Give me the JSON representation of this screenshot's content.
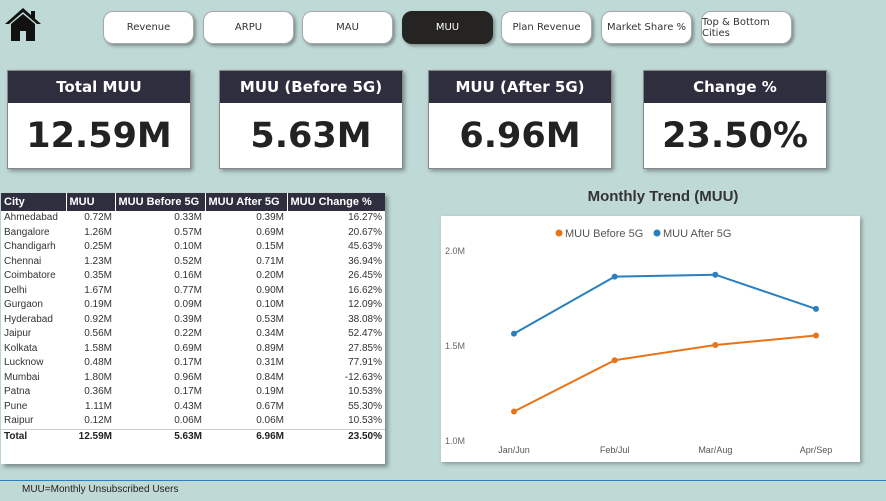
{
  "nav": {
    "buttons": [
      {
        "label": "Revenue"
      },
      {
        "label": "ARPU"
      },
      {
        "label": "MAU"
      },
      {
        "label": "MUU",
        "active": true
      },
      {
        "label": "Plan Revenue"
      },
      {
        "label": "Market Share %"
      },
      {
        "label": "Top & Bottom Cities"
      }
    ]
  },
  "icons": {
    "home": "home-icon"
  },
  "cards": [
    {
      "title": "Total MUU",
      "value": "12.59M"
    },
    {
      "title": "MUU (Before 5G)",
      "value": "5.63M"
    },
    {
      "title": "MUU (After 5G)",
      "value": "6.96M"
    },
    {
      "title": "Change %",
      "value": "23.50%"
    }
  ],
  "table": {
    "headers": [
      "City",
      "MUU",
      "MUU Before 5G",
      "MUU After 5G",
      "MUU Change %"
    ],
    "rows": [
      [
        "Ahmedabad",
        "0.72M",
        "0.33M",
        "0.39M",
        "16.27%"
      ],
      [
        "Bangalore",
        "1.26M",
        "0.57M",
        "0.69M",
        "20.67%"
      ],
      [
        "Chandigarh",
        "0.25M",
        "0.10M",
        "0.15M",
        "45.63%"
      ],
      [
        "Chennai",
        "1.23M",
        "0.52M",
        "0.71M",
        "36.94%"
      ],
      [
        "Coimbatore",
        "0.35M",
        "0.16M",
        "0.20M",
        "26.45%"
      ],
      [
        "Delhi",
        "1.67M",
        "0.77M",
        "0.90M",
        "16.62%"
      ],
      [
        "Gurgaon",
        "0.19M",
        "0.09M",
        "0.10M",
        "12.09%"
      ],
      [
        "Hyderabad",
        "0.92M",
        "0.39M",
        "0.53M",
        "38.08%"
      ],
      [
        "Jaipur",
        "0.56M",
        "0.22M",
        "0.34M",
        "52.47%"
      ],
      [
        "Kolkata",
        "1.58M",
        "0.69M",
        "0.89M",
        "27.85%"
      ],
      [
        "Lucknow",
        "0.48M",
        "0.17M",
        "0.31M",
        "77.91%"
      ],
      [
        "Mumbai",
        "1.80M",
        "0.96M",
        "0.84M",
        "-12.63%"
      ],
      [
        "Patna",
        "0.36M",
        "0.17M",
        "0.19M",
        "10.53%"
      ],
      [
        "Pune",
        "1.11M",
        "0.43M",
        "0.67M",
        "55.30%"
      ],
      [
        "Raipur",
        "0.12M",
        "0.06M",
        "0.06M",
        "10.53%"
      ]
    ],
    "total": [
      "Total",
      "12.59M",
      "5.63M",
      "6.96M",
      "23.50%"
    ]
  },
  "chart_data": {
    "type": "line",
    "title": "Monthly Trend (MUU)",
    "categories": [
      "Jan/Jun",
      "Feb/Jul",
      "Mar/Aug",
      "Apr/Sep"
    ],
    "series": [
      {
        "name": "MUU Before 5G",
        "color": "#e8741a",
        "values": [
          1.15,
          1.42,
          1.5,
          1.55
        ]
      },
      {
        "name": "MUU After 5G",
        "color": "#2a7fbf",
        "values": [
          1.56,
          1.86,
          1.87,
          1.69
        ]
      }
    ],
    "yticks": [
      "2.0M",
      "1.5M",
      "1.0M"
    ],
    "ylim": [
      1.0,
      2.0
    ],
    "legend_position": "top-center"
  },
  "footnote": "MUU=Monthly Unsubscribed Users"
}
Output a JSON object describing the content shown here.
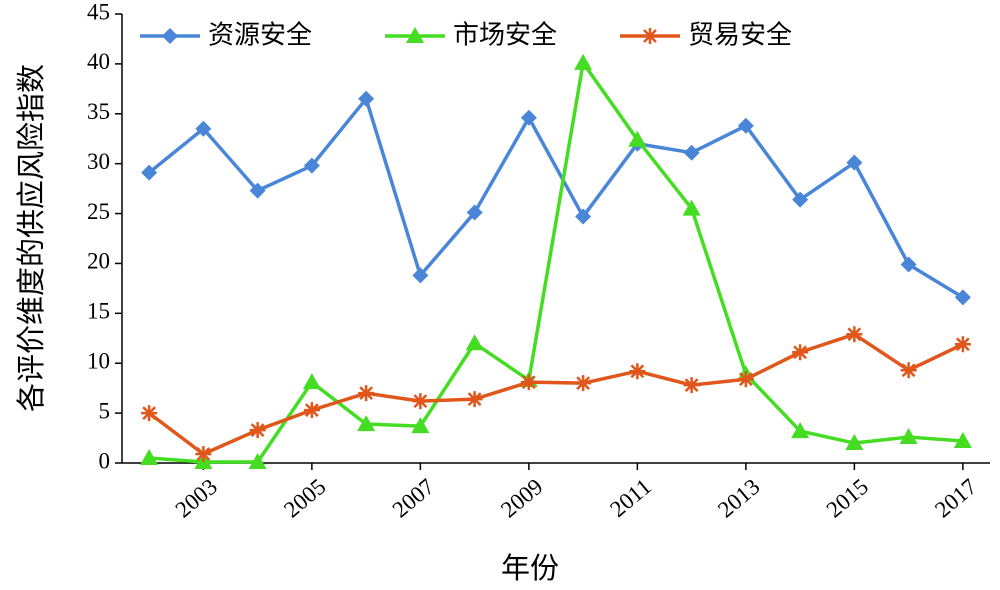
{
  "chart_data": {
    "type": "line",
    "x_label": "年份",
    "y_label": "各评价维度的供应风险指数",
    "x": [
      2002,
      2003,
      2004,
      2005,
      2006,
      2007,
      2008,
      2009,
      2010,
      2011,
      2012,
      2013,
      2014,
      2015,
      2016,
      2017
    ],
    "series": [
      {
        "name": "资源安全",
        "color": "#4a86d8",
        "marker": "diamond",
        "values": [
          29.1,
          33.5,
          27.3,
          29.8,
          36.5,
          18.8,
          25.1,
          34.6,
          24.7,
          32.0,
          31.1,
          33.8,
          26.4,
          30.1,
          19.9,
          16.6
        ]
      },
      {
        "name": "市场安全",
        "color": "#44dd22",
        "marker": "triangle",
        "values": [
          0.5,
          0.1,
          0.1,
          8.1,
          3.9,
          3.7,
          12.0,
          8.3,
          40.1,
          32.4,
          25.5,
          8.9,
          3.2,
          2.0,
          2.6,
          2.2
        ]
      },
      {
        "name": "贸易安全",
        "color": "#e0561b",
        "marker": "asterisk",
        "values": [
          5.0,
          0.9,
          3.3,
          5.3,
          7.0,
          6.2,
          6.4,
          8.1,
          8.0,
          9.2,
          7.8,
          8.4,
          11.1,
          12.9,
          9.3,
          11.9
        ]
      }
    ],
    "xlim": [
      2001.5,
      2017.5
    ],
    "xticks": [
      2003,
      2005,
      2007,
      2009,
      2011,
      2013,
      2015,
      2017
    ],
    "ylim": [
      0,
      45
    ],
    "yticks": [
      0,
      5,
      10,
      15,
      20,
      25,
      30,
      35,
      40,
      45
    ],
    "legend": "top"
  }
}
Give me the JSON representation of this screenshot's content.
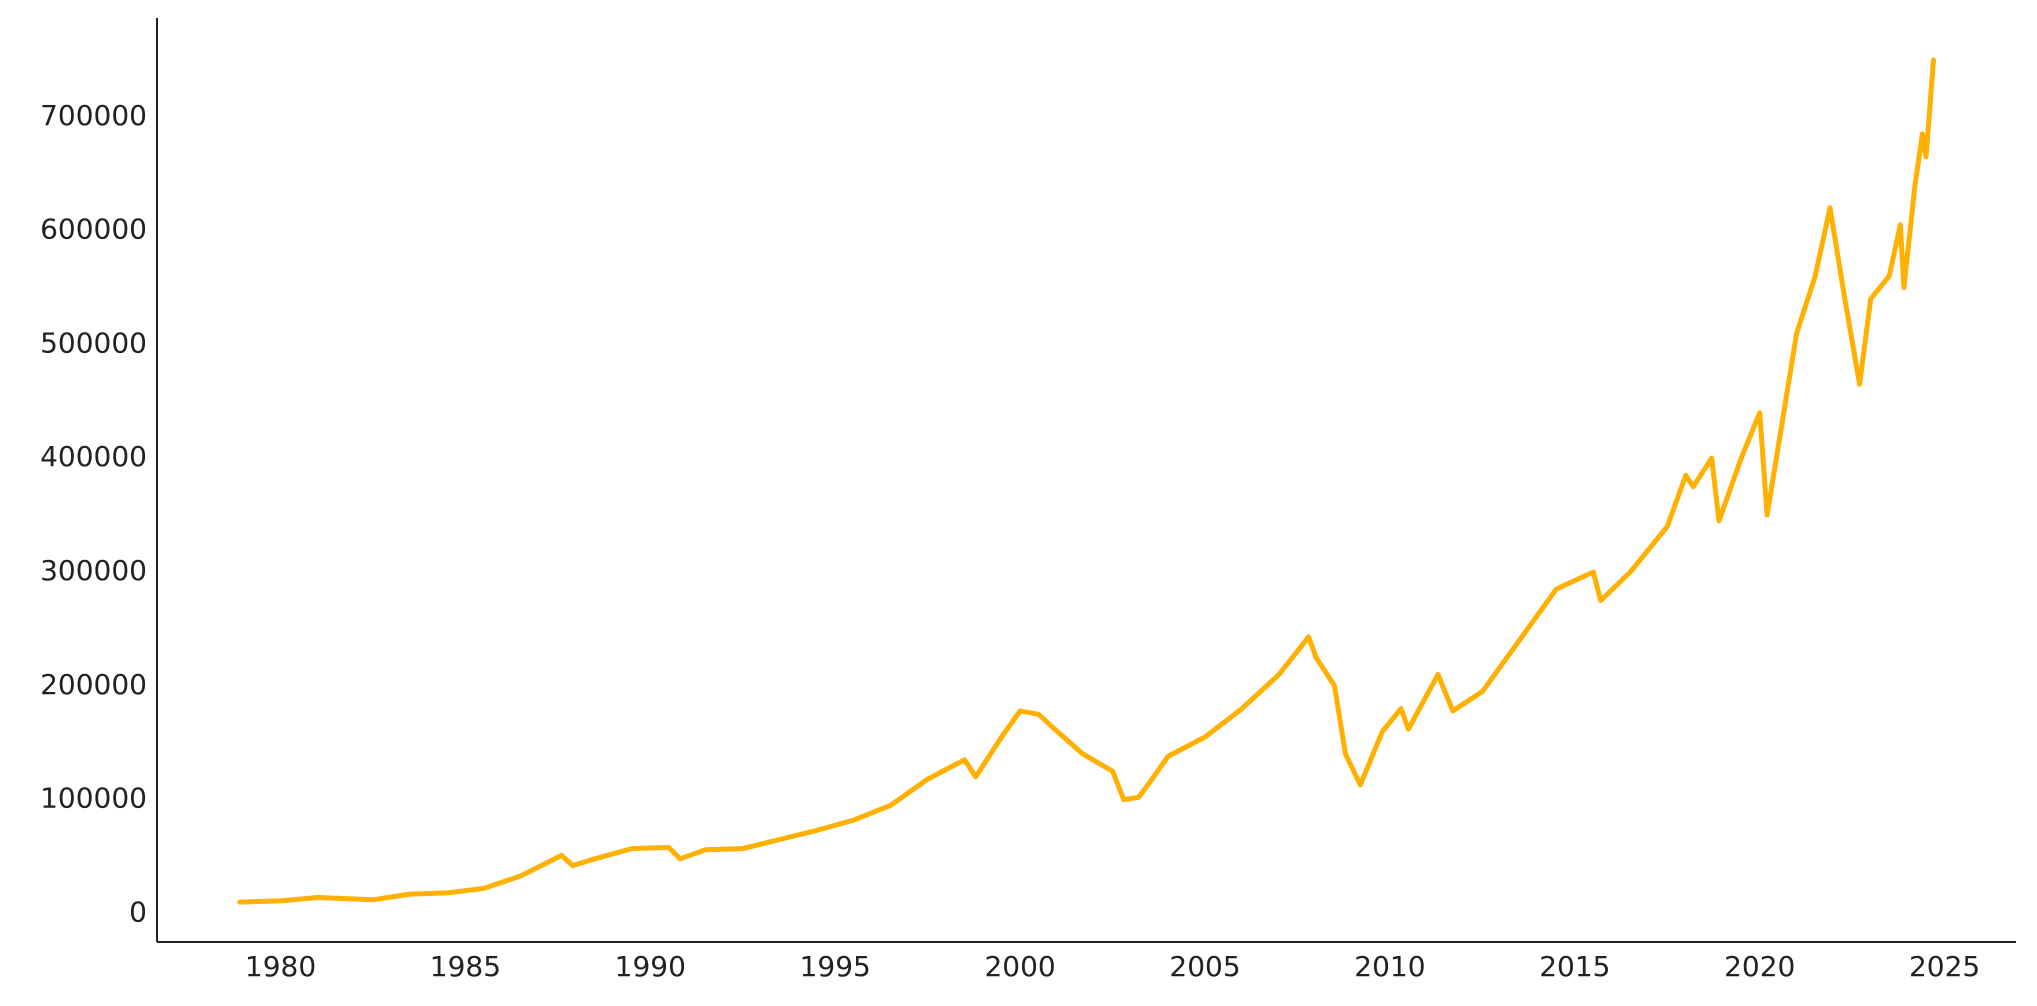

TASK TO COMPLETE
Your copy should hold every record word for word and none of the pictures.

REPLY TO THE EXERCISE
Give me the JSON representation of this screenshot's content.
{
  "nav": {
    "buttons": [
      {
        "label": "Revenue"
      },
      {
        "label": "ARPU"
      },
      {
        "label": "MAU"
      },
      {
        "label": "MUU",
        "active": true
      },
      {
        "label": "Plan Revenue"
      },
      {
        "label": "Market Share %"
      },
      {
        "label": "Top & Bottom Cities"
      }
    ]
  },
  "icons": {
    "home": "home-icon"
  },
  "cards": [
    {
      "title": "Total MUU",
      "value": "12.59M"
    },
    {
      "title": "MUU (Before 5G)",
      "value": "5.63M"
    },
    {
      "title": "MUU (After 5G)",
      "value": "6.96M"
    },
    {
      "title": "Change %",
      "value": "23.50%"
    }
  ],
  "table": {
    "headers": [
      "City",
      "MUU",
      "MUU Before 5G",
      "MUU After 5G",
      "MUU Change %"
    ],
    "rows": [
      [
        "Ahmedabad",
        "0.72M",
        "0.33M",
        "0.39M",
        "16.27%"
      ],
      [
        "Bangalore",
        "1.26M",
        "0.57M",
        "0.69M",
        "20.67%"
      ],
      [
        "Chandigarh",
        "0.25M",
        "0.10M",
        "0.15M",
        "45.63%"
      ],
      [
        "Chennai",
        "1.23M",
        "0.52M",
        "0.71M",
        "36.94%"
      ],
      [
        "Coimbatore",
        "0.35M",
        "0.16M",
        "0.20M",
        "26.45%"
      ],
      [
        "Delhi",
        "1.67M",
        "0.77M",
        "0.90M",
        "16.62%"
      ],
      [
        "Gurgaon",
        "0.19M",
        "0.09M",
        "0.10M",
        "12.09%"
      ],
      [
        "Hyderabad",
        "0.92M",
        "0.39M",
        "0.53M",
        "38.08%"
      ],
      [
        "Jaipur",
        "0.56M",
        "0.22M",
        "0.34M",
        "52.47%"
      ],
      [
        "Kolkata",
        "1.58M",
        "0.69M",
        "0.89M",
        "27.85%"
      ],
      [
        "Lucknow",
        "0.48M",
        "0.17M",
        "0.31M",
        "77.91%"
      ],
      [
        "Mumbai",
        "1.80M",
        "0.96M",
        "0.84M",
        "-12.63%"
      ],
      [
        "Patna",
        "0.36M",
        "0.17M",
        "0.19M",
        "10.53%"
      ],
      [
        "Pune",
        "1.11M",
        "0.43M",
        "0.67M",
        "55.30%"
      ],
      [
        "Raipur",
        "0.12M",
        "0.06M",
        "0.06M",
        "10.53%"
      ]
    ],
    "total": [
      "Total",
      "12.59M",
      "5.63M",
      "6.96M",
      "23.50%"
    ]
  },
  "chart_data": {
    "type": "line",
    "title": "Monthly Trend (MUU)",
    "categories": [
      "Jan/Jun",
      "Feb/Jul",
      "Mar/Aug",
      "Apr/Sep"
    ],
    "series": [
      {
        "name": "MUU Before 5G",
        "color": "#e8741a",
        "values": [
          1.15,
          1.42,
          1.5,
          1.55
        ]
      },
      {
        "name": "MUU After 5G",
        "color": "#2a7fbf",
        "values": [
          1.56,
          1.86,
          1.87,
          1.69
        ]
      }
    ],
    "yticks": [
      "2.0M",
      "1.5M",
      "1.0M"
    ],
    "ylim": [
      1.0,
      2.0
    ],
    "legend_position": "top-center"
  },
  "footnote": "MUU=Monthly Unsubscribed Users"
}
Output a JSON object describing the content shown here.
{
  "chart_data": {
    "type": "line",
    "x_label": "年份",
    "y_label": "各评价维度的供应风险指数",
    "x": [
      2002,
      2003,
      2004,
      2005,
      2006,
      2007,
      2008,
      2009,
      2010,
      2011,
      2012,
      2013,
      2014,
      2015,
      2016,
      2017
    ],
    "series": [
      {
        "name": "资源安全",
        "color": "#4a86d8",
        "marker": "diamond",
        "values": [
          29.1,
          33.5,
          27.3,
          29.8,
          36.5,
          18.8,
          25.1,
          34.6,
          24.7,
          32.0,
          31.1,
          33.8,
          26.4,
          30.1,
          19.9,
          16.6
        ]
      },
      {
        "name": "市场安全",
        "color": "#44dd22",
        "marker": "triangle",
        "values": [
          0.5,
          0.1,
          0.1,
          8.1,
          3.9,
          3.7,
          12.0,
          8.3,
          40.1,
          32.4,
          25.5,
          8.9,
          3.2,
          2.0,
          2.6,
          2.2
        ]
      },
      {
        "name": "贸易安全",
        "color": "#e0561b",
        "marker": "asterisk",
        "values": [
          5.0,
          0.9,
          3.3,
          5.3,
          7.0,
          6.2,
          6.4,
          8.1,
          8.0,
          9.2,
          7.8,
          8.4,
          11.1,
          12.9,
          9.3,
          11.9
        ]
      }
    ],
    "xlim": [
      2001.5,
      2017.5
    ],
    "xticks": [
      2003,
      2005,
      2007,
      2009,
      2011,
      2013,
      2015,
      2017
    ],
    "ylim": [
      0,
      45
    ],
    "yticks": [
      0,
      5,
      10,
      15,
      20,
      25,
      30,
      35,
      40,
      45
    ],
    "legend": "top"
  }
}
Give me the JSON representation of this screenshot's content.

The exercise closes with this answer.